[SHORT PROBLEM]
Every line below that mentions the word "Dease" should be copied out.

Records from a dataset
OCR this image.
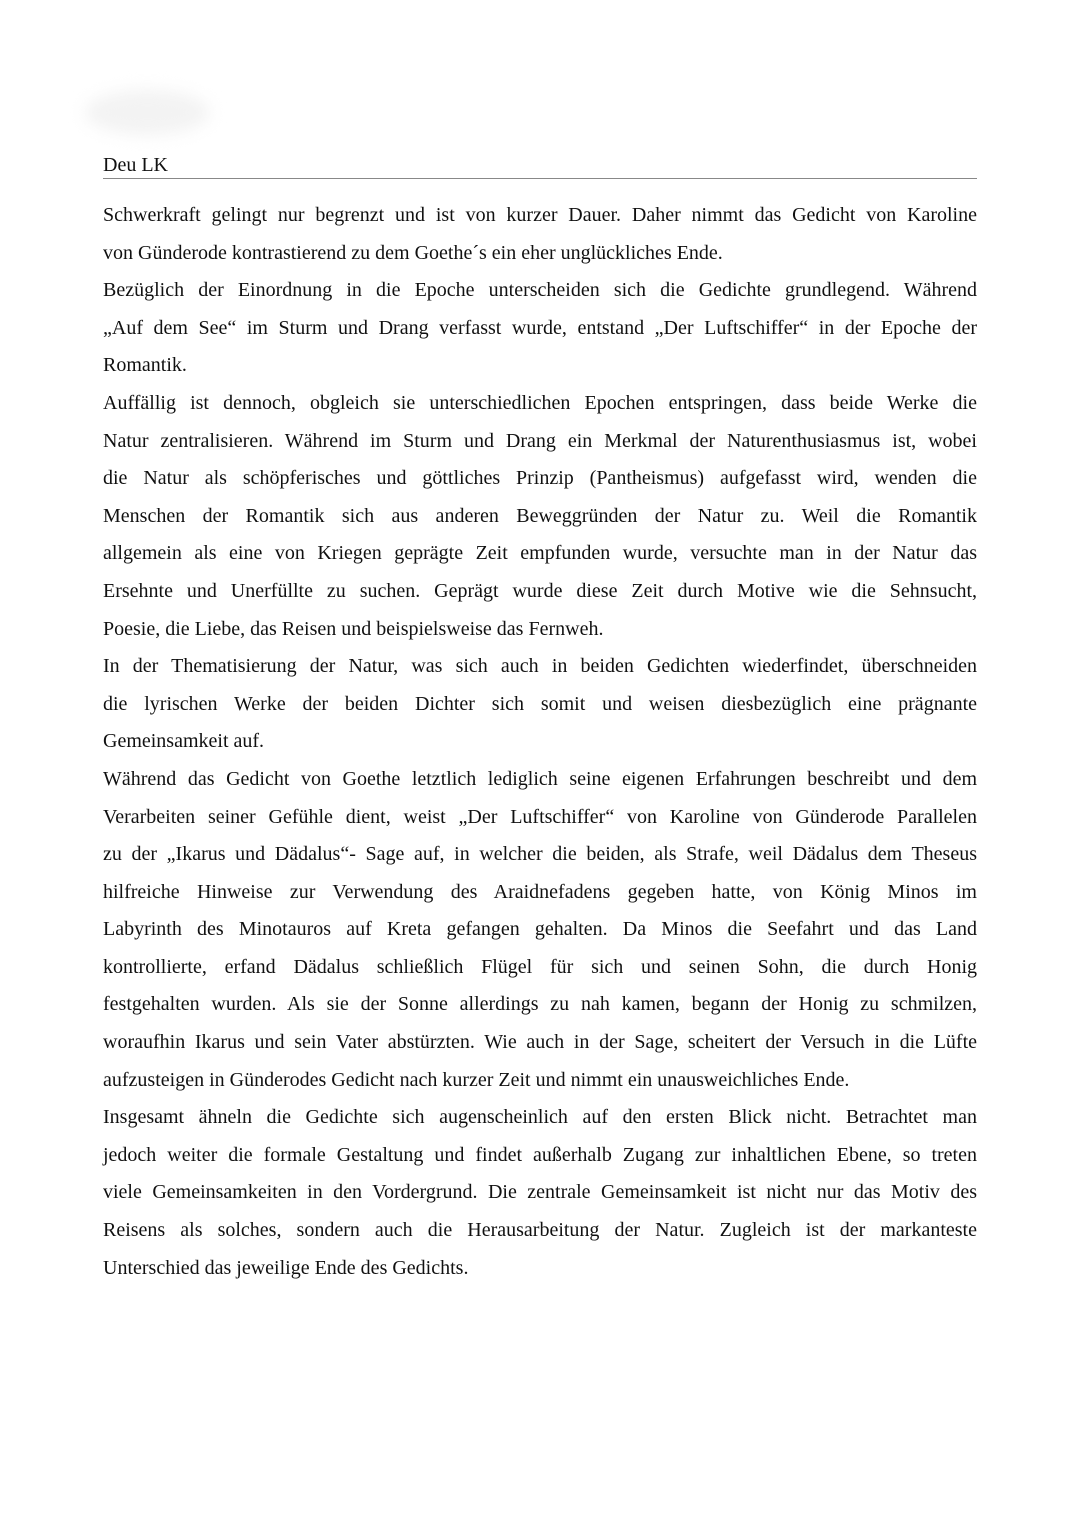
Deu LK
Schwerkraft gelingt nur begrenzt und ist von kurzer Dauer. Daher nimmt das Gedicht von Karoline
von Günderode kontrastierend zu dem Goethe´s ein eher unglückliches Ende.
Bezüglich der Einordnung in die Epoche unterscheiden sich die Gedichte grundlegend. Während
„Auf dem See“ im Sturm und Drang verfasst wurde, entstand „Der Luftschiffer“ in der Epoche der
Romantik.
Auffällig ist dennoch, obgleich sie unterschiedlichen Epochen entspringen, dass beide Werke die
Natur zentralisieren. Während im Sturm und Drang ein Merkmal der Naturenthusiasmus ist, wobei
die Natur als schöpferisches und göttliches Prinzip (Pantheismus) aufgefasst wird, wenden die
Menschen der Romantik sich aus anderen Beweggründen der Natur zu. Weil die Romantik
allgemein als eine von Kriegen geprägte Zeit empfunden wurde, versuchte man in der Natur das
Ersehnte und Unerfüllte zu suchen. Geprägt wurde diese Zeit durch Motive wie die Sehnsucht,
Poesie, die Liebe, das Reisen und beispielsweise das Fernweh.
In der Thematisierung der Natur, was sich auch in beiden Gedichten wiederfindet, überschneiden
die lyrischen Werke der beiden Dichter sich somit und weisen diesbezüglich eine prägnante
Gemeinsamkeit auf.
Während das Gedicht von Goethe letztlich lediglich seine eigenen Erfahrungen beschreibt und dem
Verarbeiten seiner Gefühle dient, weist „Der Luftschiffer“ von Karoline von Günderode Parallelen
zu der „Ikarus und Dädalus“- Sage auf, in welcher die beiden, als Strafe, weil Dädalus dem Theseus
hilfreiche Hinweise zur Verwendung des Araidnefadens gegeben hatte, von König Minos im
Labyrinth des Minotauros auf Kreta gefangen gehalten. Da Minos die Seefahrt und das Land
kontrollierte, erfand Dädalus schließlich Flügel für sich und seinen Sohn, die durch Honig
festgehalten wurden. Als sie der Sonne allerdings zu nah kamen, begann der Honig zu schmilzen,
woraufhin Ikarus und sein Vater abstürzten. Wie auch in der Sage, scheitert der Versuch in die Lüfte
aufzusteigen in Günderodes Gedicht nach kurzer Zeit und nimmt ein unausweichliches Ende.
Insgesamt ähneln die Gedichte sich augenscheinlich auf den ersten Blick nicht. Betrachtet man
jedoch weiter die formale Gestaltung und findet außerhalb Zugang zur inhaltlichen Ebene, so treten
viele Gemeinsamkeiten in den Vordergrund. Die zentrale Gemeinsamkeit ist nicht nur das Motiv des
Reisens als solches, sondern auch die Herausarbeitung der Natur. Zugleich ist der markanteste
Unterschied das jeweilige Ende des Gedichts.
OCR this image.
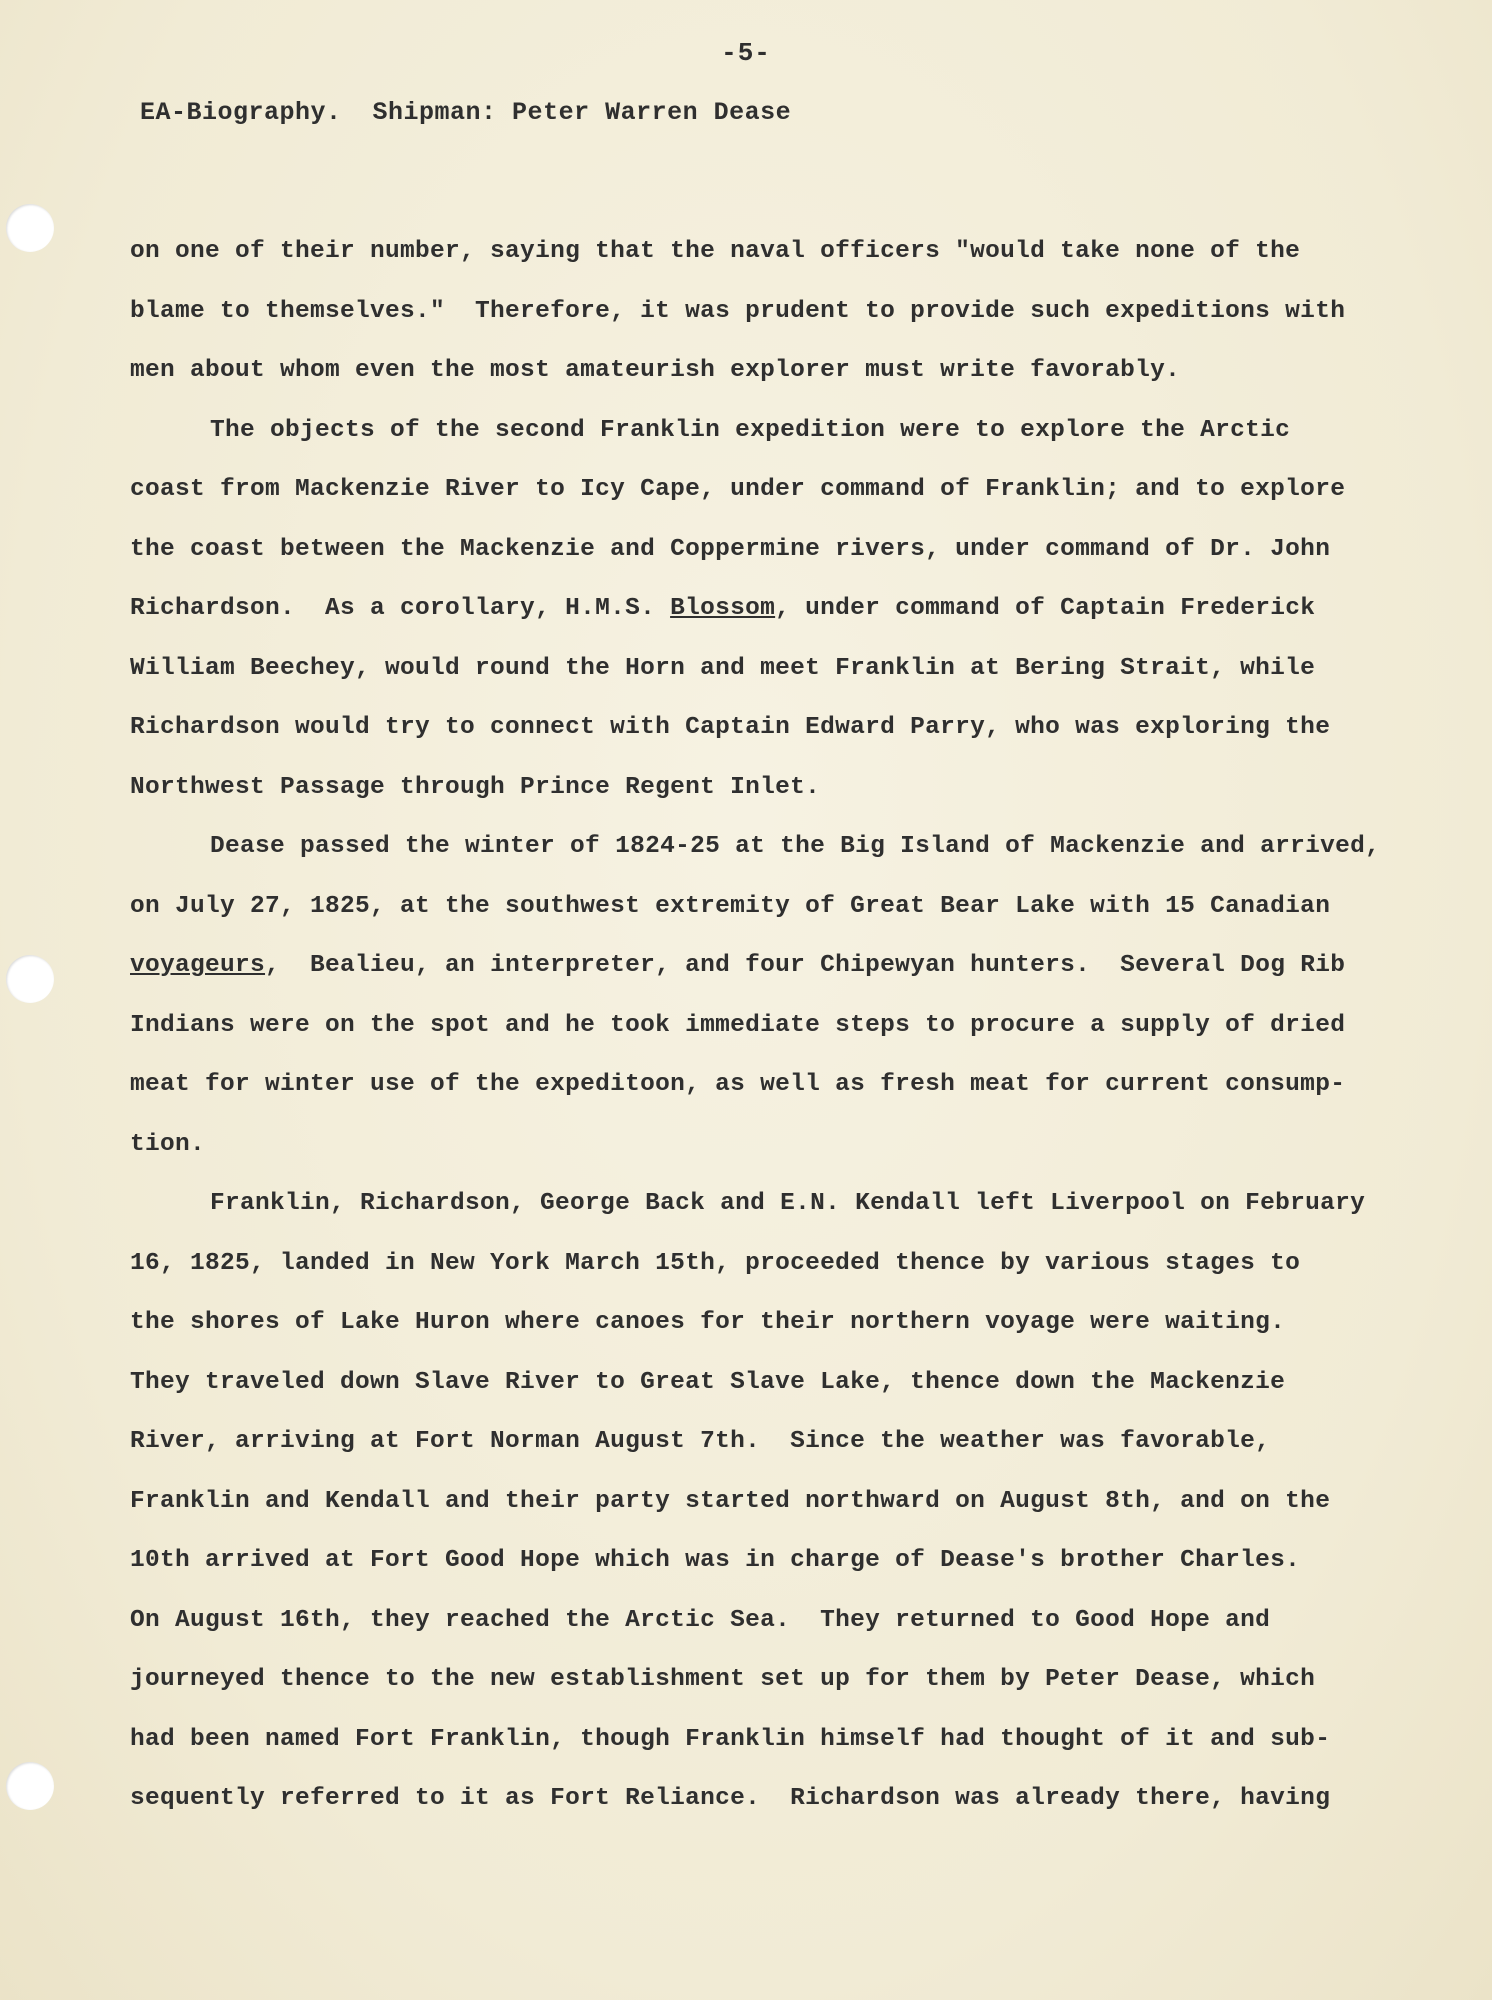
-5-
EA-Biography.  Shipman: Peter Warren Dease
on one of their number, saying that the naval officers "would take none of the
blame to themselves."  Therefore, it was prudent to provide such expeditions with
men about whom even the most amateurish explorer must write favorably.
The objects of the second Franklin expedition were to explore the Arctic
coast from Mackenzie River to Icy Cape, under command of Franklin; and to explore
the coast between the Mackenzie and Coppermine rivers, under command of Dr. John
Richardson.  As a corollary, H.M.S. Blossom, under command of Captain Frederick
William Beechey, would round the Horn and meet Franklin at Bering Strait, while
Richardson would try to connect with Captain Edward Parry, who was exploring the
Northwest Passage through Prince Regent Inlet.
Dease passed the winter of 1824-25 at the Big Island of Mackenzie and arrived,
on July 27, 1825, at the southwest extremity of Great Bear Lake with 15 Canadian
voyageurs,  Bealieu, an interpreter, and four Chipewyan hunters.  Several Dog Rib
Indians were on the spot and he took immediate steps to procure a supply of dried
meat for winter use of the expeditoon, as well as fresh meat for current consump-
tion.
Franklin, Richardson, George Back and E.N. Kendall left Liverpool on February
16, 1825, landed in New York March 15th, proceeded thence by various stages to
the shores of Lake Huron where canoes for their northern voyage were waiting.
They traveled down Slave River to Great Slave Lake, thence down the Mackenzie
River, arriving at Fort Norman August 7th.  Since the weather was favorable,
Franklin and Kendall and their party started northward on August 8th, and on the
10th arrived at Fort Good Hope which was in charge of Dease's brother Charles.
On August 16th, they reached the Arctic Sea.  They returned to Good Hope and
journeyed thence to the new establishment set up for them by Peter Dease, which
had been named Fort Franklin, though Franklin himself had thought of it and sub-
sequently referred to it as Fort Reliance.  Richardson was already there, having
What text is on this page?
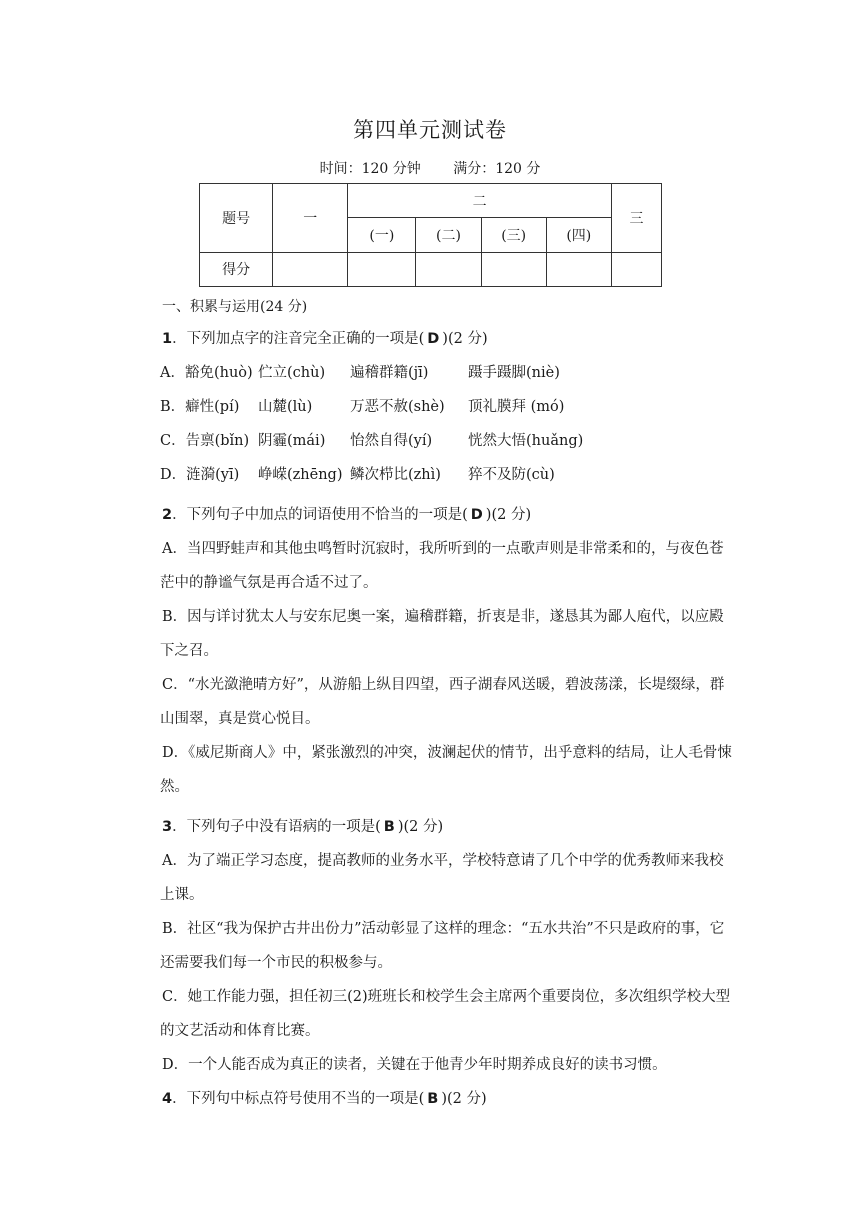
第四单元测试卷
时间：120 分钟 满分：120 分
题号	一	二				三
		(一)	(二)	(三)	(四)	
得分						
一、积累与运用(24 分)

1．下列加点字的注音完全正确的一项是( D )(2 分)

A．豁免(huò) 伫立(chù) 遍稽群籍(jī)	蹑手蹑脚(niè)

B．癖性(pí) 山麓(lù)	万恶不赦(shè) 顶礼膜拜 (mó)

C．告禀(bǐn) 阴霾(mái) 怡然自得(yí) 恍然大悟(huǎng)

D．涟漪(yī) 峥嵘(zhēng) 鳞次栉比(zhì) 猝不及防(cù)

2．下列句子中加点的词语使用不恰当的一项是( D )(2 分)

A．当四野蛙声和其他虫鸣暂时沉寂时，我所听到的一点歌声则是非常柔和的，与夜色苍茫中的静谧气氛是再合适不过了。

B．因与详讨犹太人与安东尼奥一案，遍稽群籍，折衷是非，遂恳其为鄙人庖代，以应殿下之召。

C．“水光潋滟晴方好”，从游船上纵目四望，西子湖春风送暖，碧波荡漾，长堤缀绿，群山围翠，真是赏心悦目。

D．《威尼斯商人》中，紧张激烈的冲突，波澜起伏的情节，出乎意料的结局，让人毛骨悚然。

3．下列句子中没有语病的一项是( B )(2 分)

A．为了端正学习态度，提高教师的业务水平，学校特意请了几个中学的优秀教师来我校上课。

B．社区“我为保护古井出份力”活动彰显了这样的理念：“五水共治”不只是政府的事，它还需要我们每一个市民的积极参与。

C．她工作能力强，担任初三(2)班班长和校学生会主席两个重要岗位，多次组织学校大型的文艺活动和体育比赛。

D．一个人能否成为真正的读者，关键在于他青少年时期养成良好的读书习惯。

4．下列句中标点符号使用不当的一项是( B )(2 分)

[WORKED SOLUTION]
EA-Biography.  Shipman: Peter Warren Dease
Dease passed the winter of 1824-25 at the Big Island of Mackenzie and arrived,
10th arrived at Fort Good Hope which was in charge of Dease's brother Charles.
journeyed thence to the new establishment set up for them by Peter Dease, which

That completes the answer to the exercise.